======== SUPPLIED MATERIAL ========
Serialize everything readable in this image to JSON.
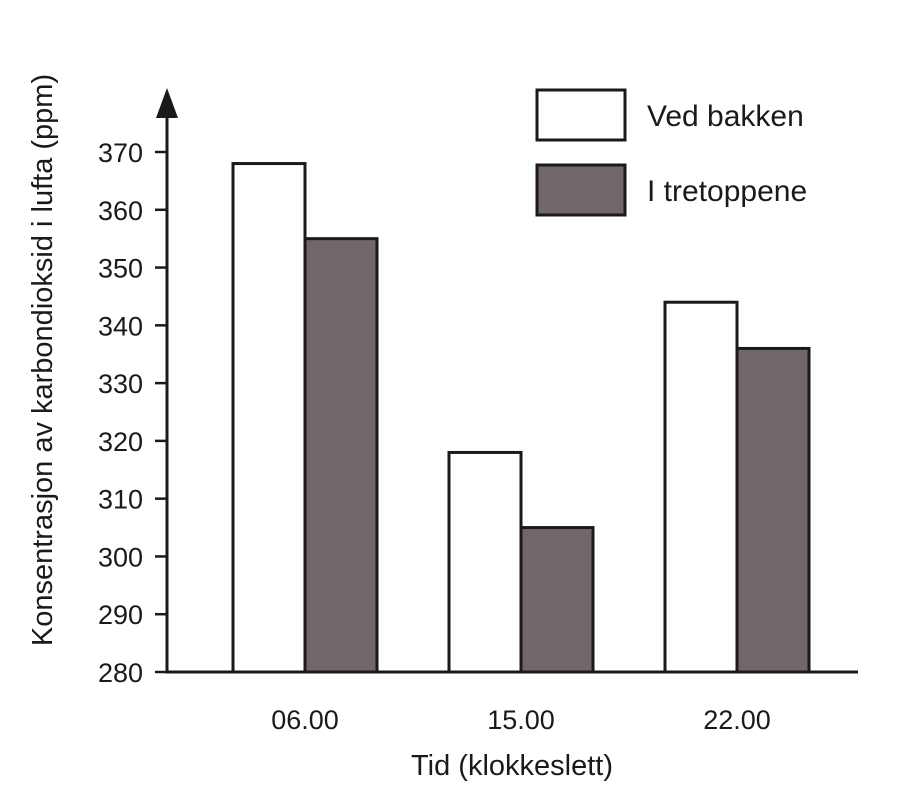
{
  "chart_data": {
    "type": "bar",
    "categories": [
      "06.00",
      "15.00",
      "22.00"
    ],
    "series": [
      {
        "name": "Ved bakken",
        "values": [
          368,
          318,
          344
        ],
        "color": "#ffffff"
      },
      {
        "name": "I tretoppene",
        "values": [
          355,
          305,
          336
        ],
        "color": "#716769"
      }
    ],
    "xlabel": "Tid (klokkeslett)",
    "ylabel": "Konsentrasjon av karbondioksid i lufta (ppm)",
    "ylim": [
      280,
      370
    ],
    "yticks": [
      280,
      290,
      300,
      310,
      320,
      330,
      340,
      350,
      360,
      370
    ],
    "grid": false,
    "legend": "top-right"
  }
}
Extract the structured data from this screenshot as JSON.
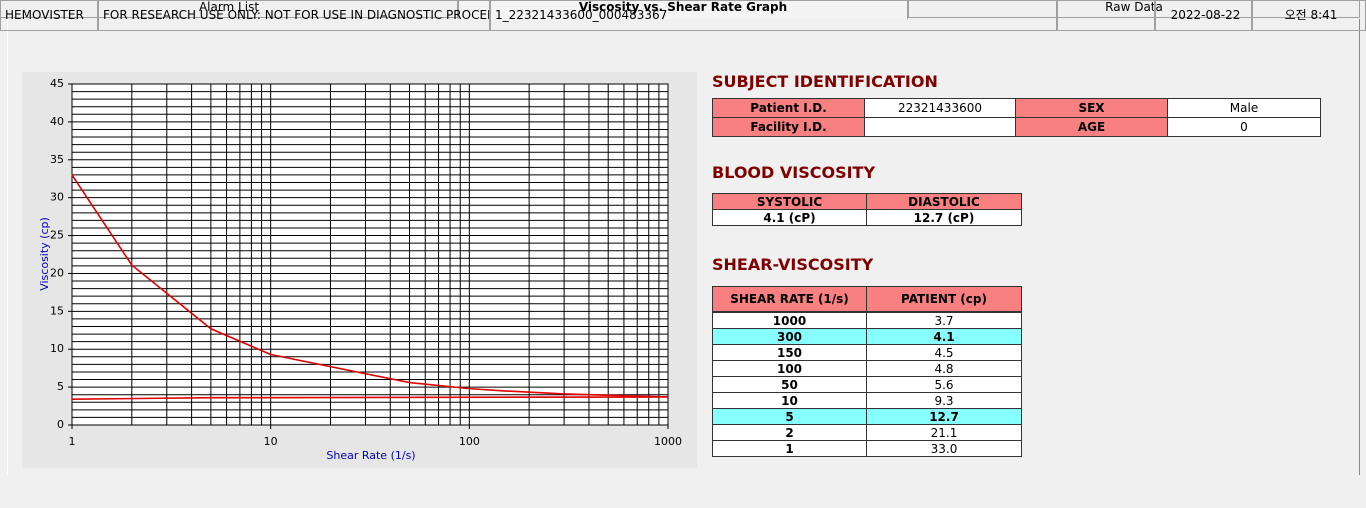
{
  "tabs": [
    "Alarm List",
    "Viscosity vs. Shear Rate Graph",
    "Raw Data"
  ],
  "active_tab": 1,
  "chart_data": {
    "type": "line",
    "xlabel": "Shear Rate (1/s)",
    "ylabel": "Viscosity (cp)",
    "xscale": "log",
    "series": [
      {
        "color": "#e00000",
        "x": [
          1,
          2,
          5,
          10,
          50,
          100,
          150,
          300,
          1000
        ],
        "values": [
          33.0,
          21.1,
          12.7,
          9.3,
          5.6,
          4.8,
          4.5,
          4.1,
          3.7
        ]
      },
      {
        "color": "#e00000",
        "x": [
          1,
          5,
          1000
        ],
        "values": [
          3.4,
          3.6,
          3.7
        ]
      }
    ],
    "xlim": [
      1,
      1000
    ],
    "xticks": [
      1,
      10,
      100,
      1000
    ],
    "xminor": [
      2,
      3,
      4,
      5,
      6,
      7,
      8,
      9,
      20,
      30,
      40,
      50,
      60,
      70,
      80,
      90,
      200,
      300,
      400,
      500,
      600,
      700,
      800,
      900
    ],
    "ylim": [
      0,
      45
    ],
    "yticks": [
      0,
      5,
      10,
      15,
      20,
      25,
      30,
      35,
      40,
      45
    ],
    "yminor": [
      1,
      2,
      3,
      4,
      6,
      7,
      8,
      9,
      11,
      12,
      13,
      14,
      16,
      17,
      18,
      19,
      21,
      22,
      23,
      24,
      26,
      27,
      28,
      29,
      31,
      32,
      33,
      34,
      36,
      37,
      38,
      39,
      41,
      42,
      43,
      44
    ],
    "grid": true
  },
  "subject": {
    "title": "SUBJECT IDENTIFICATION",
    "rows": [
      [
        "Patient I.D.",
        "22321433600",
        "SEX",
        "Male"
      ],
      [
        "Facility I.D.",
        null,
        "AGE",
        "0"
      ]
    ]
  },
  "blood": {
    "title": "BLOOD VISCOSITY",
    "headers": [
      "SYSTOLIC",
      "DIASTOLIC"
    ],
    "values": [
      "4.1 (cP)",
      "12.7 (cP)"
    ]
  },
  "shear": {
    "title": "SHEAR-VISCOSITY",
    "headers": [
      "SHEAR RATE (1/s)",
      "PATIENT (cp)"
    ],
    "rows": [
      [
        "1000",
        "3.7"
      ],
      [
        "300",
        "4.1"
      ],
      [
        "150",
        "4.5"
      ],
      [
        "100",
        "4.8"
      ],
      [
        "50",
        "5.6"
      ],
      [
        "10",
        "9.3"
      ],
      [
        "5",
        "12.7"
      ],
      [
        "2",
        "21.1"
      ],
      [
        "1",
        "33.0"
      ]
    ],
    "highlight": [
      1,
      6
    ]
  },
  "status": [
    "HEMOVISTER",
    "FOR RESEARCH USE ONLY: NOT FOR USE IN DIAGNOSTIC PROCEDURES",
    "1_22321433600_000483367",
    null,
    "2022-08-22",
    "오전 8:41"
  ]
}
========
-- WHAT IS NEEDED --
Repeat all of the entries word for word, but omit the pictures.

-- FINISHED EXERCISE --
Serialize everything readable in this image to JSON.
{
  "chart_data": {
    "type": "bar",
    "categories": [
      "06.00",
      "15.00",
      "22.00"
    ],
    "series": [
      {
        "name": "Ved bakken",
        "values": [
          368,
          318,
          344
        ],
        "color": "#ffffff"
      },
      {
        "name": "I tretoppene",
        "values": [
          355,
          305,
          336
        ],
        "color": "#716769"
      }
    ],
    "xlabel": "Tid (klokkeslett)",
    "ylabel": "Konsentrasjon av karbondioksid i lufta (ppm)",
    "ylim": [
      280,
      370
    ],
    "yticks": [
      280,
      290,
      300,
      310,
      320,
      330,
      340,
      350,
      360,
      370
    ],
    "grid": false,
    "legend": "top-right"
  }
}
Extract the structured data from this screenshot as JSON.
{
  "tabs": [
    "Alarm List",
    "Viscosity vs. Shear Rate Graph",
    "Raw Data"
  ],
  "active_tab": 1,
  "chart_data": {
    "type": "line",
    "xlabel": "Shear Rate (1/s)",
    "ylabel": "Viscosity (cp)",
    "xscale": "log",
    "series": [
      {
        "color": "#e00000",
        "x": [
          1,
          2,
          5,
          10,
          50,
          100,
          150,
          300,
          1000
        ],
        "values": [
          33.0,
          21.1,
          12.7,
          9.3,
          5.6,
          4.8,
          4.5,
          4.1,
          3.7
        ]
      },
      {
        "color": "#e00000",
        "x": [
          1,
          5,
          1000
        ],
        "values": [
          3.4,
          3.6,
          3.7
        ]
      }
    ],
    "xlim": [
      1,
      1000
    ],
    "xticks": [
      1,
      10,
      100,
      1000
    ],
    "xminor": [
      2,
      3,
      4,
      5,
      6,
      7,
      8,
      9,
      20,
      30,
      40,
      50,
      60,
      70,
      80,
      90,
      200,
      300,
      400,
      500,
      600,
      700,
      800,
      900
    ],
    "ylim": [
      0,
      45
    ],
    "yticks": [
      0,
      5,
      10,
      15,
      20,
      25,
      30,
      35,
      40,
      45
    ],
    "yminor": [
      1,
      2,
      3,
      4,
      6,
      7,
      8,
      9,
      11,
      12,
      13,
      14,
      16,
      17,
      18,
      19,
      21,
      22,
      23,
      24,
      26,
      27,
      28,
      29,
      31,
      32,
      33,
      34,
      36,
      37,
      38,
      39,
      41,
      42,
      43,
      44
    ],
    "grid": true
  },
  "subject": {
    "title": "SUBJECT IDENTIFICATION",
    "rows": [
      [
        "Patient I.D.",
        "22321433600",
        "SEX",
        "Male"
      ],
      [
        "Facility I.D.",
        null,
        "AGE",
        "0"
      ]
    ]
  },
  "blood": {
    "title": "BLOOD VISCOSITY",
    "headers": [
      "SYSTOLIC",
      "DIASTOLIC"
    ],
    "values": [
      "4.1 (cP)",
      "12.7 (cP)"
    ]
  },
  "shear": {
    "title": "SHEAR-VISCOSITY",
    "headers": [
      "SHEAR RATE (1/s)",
      "PATIENT (cp)"
    ],
    "rows": [
      [
        "1000",
        "3.7"
      ],
      [
        "300",
        "4.1"
      ],
      [
        "150",
        "4.5"
      ],
      [
        "100",
        "4.8"
      ],
      [
        "50",
        "5.6"
      ],
      [
        "10",
        "9.3"
      ],
      [
        "5",
        "12.7"
      ],
      [
        "2",
        "21.1"
      ],
      [
        "1",
        "33.0"
      ]
    ],
    "highlight": [
      1,
      6
    ]
  },
  "status": [
    "HEMOVISTER",
    "FOR RESEARCH USE ONLY: NOT FOR USE IN DIAGNOSTIC PROCEDURES",
    "1_22321433600_000483367",
    null,
    "2022-08-22",
    "오전 8:41"
  ]
}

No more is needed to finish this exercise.